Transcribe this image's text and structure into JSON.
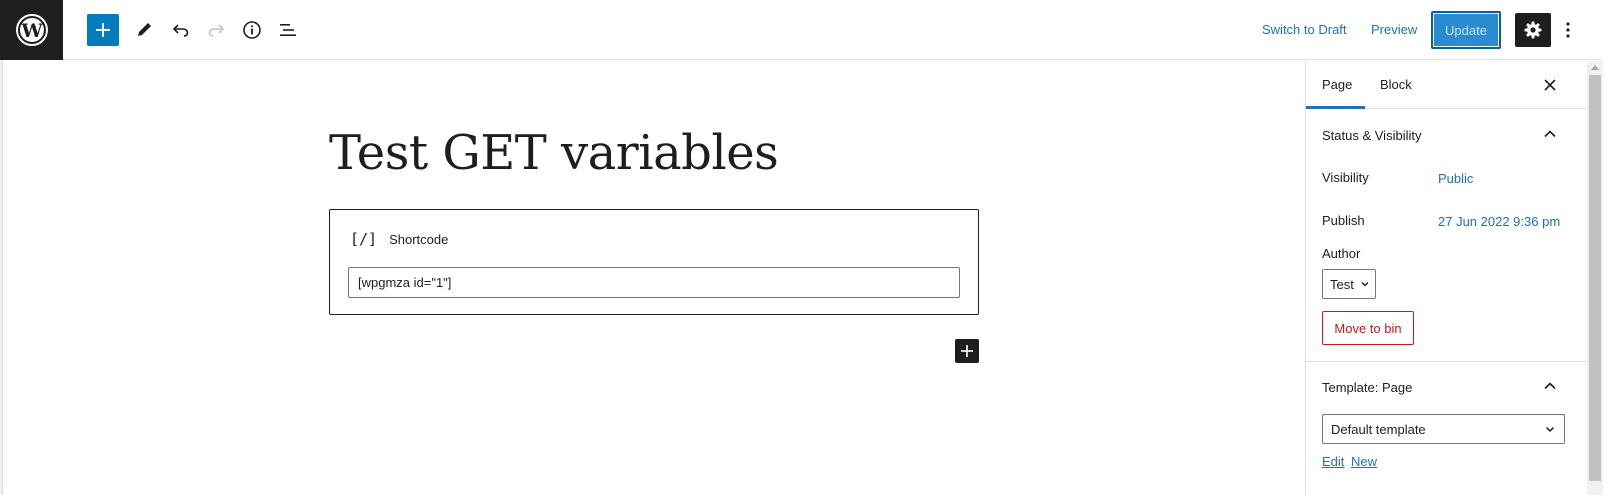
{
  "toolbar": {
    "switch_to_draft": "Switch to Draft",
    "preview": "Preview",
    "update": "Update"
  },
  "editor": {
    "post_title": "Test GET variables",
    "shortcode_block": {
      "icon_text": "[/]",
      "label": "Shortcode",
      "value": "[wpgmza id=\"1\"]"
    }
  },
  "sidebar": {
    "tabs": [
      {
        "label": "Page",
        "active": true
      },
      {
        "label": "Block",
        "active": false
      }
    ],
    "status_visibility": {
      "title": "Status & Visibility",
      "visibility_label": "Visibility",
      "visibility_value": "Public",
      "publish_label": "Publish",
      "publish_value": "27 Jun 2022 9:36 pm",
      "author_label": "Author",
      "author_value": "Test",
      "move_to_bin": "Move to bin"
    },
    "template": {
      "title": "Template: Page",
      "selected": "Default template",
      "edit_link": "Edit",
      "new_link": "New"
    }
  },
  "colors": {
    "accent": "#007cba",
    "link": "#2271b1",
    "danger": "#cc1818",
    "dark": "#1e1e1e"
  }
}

...

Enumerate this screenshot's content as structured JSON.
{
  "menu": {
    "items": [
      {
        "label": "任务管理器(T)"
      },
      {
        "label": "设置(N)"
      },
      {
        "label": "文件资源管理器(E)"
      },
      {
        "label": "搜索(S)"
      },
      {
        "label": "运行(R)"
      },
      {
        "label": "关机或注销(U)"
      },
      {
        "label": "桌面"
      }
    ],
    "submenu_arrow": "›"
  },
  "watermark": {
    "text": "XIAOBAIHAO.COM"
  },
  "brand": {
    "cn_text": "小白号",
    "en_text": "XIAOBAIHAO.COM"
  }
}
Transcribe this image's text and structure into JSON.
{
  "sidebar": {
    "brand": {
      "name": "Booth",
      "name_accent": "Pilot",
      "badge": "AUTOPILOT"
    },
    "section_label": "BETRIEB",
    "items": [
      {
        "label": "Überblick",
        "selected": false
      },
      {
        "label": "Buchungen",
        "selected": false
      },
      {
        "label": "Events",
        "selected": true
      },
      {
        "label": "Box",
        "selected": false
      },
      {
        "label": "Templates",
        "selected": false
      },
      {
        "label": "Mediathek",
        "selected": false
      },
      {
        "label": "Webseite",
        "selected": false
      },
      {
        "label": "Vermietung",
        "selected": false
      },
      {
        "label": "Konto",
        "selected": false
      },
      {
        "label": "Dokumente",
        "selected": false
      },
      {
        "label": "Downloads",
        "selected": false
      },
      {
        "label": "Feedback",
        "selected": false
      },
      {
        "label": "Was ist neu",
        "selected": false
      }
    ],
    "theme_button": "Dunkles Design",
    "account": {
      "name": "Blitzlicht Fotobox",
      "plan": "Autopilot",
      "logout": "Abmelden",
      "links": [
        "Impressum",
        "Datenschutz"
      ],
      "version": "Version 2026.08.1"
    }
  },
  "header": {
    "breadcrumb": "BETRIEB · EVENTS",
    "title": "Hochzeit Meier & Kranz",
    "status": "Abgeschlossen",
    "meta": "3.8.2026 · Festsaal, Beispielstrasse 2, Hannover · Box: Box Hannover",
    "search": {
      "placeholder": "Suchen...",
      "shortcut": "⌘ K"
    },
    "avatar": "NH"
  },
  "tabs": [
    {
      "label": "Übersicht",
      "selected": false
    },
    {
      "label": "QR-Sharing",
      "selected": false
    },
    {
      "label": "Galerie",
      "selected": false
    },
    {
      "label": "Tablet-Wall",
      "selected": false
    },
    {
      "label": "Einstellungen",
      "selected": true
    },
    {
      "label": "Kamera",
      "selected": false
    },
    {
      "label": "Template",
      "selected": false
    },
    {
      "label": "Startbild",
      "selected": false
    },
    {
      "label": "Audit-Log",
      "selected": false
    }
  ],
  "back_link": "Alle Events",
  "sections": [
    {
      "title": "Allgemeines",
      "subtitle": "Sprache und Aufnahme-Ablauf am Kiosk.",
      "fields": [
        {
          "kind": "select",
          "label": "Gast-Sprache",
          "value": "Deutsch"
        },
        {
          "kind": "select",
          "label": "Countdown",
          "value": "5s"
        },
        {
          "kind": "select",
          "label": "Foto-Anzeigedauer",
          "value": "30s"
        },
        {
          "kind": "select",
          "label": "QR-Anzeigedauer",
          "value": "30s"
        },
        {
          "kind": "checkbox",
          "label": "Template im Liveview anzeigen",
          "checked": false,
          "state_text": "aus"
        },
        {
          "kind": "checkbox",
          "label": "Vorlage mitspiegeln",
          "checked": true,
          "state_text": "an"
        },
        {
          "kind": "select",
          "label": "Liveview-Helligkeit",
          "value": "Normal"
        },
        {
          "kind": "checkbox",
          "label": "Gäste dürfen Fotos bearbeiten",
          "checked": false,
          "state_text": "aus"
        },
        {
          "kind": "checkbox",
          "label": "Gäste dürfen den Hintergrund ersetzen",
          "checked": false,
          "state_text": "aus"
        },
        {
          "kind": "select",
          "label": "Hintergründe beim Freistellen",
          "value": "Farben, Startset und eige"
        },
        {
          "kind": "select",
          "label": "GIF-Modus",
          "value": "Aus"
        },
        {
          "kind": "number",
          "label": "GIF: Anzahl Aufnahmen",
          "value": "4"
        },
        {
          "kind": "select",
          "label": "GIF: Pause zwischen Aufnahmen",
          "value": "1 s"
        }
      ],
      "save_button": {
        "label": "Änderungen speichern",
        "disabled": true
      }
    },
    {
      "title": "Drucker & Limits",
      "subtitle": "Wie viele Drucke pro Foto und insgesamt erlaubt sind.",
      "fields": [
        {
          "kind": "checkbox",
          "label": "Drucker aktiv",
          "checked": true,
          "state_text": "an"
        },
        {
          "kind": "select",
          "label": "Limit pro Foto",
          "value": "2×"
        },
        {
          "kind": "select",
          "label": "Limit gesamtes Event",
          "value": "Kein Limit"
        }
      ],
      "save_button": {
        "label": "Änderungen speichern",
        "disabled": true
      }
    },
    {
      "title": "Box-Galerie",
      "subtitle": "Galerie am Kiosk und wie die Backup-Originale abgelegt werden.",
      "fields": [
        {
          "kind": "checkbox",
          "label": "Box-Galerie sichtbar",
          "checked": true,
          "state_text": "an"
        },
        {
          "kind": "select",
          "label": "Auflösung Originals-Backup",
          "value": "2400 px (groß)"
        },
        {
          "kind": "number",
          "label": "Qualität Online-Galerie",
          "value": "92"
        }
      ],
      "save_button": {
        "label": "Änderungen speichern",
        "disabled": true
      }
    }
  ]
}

### WRITTEN EXERCISE
Each line holding "Aufnahmen" must be found and copied.

### ANSWER TO THIS TASK
          "label": "GIF: Anzahl Aufnahmen",
          "label": "GIF: Pause zwischen Aufnahmen",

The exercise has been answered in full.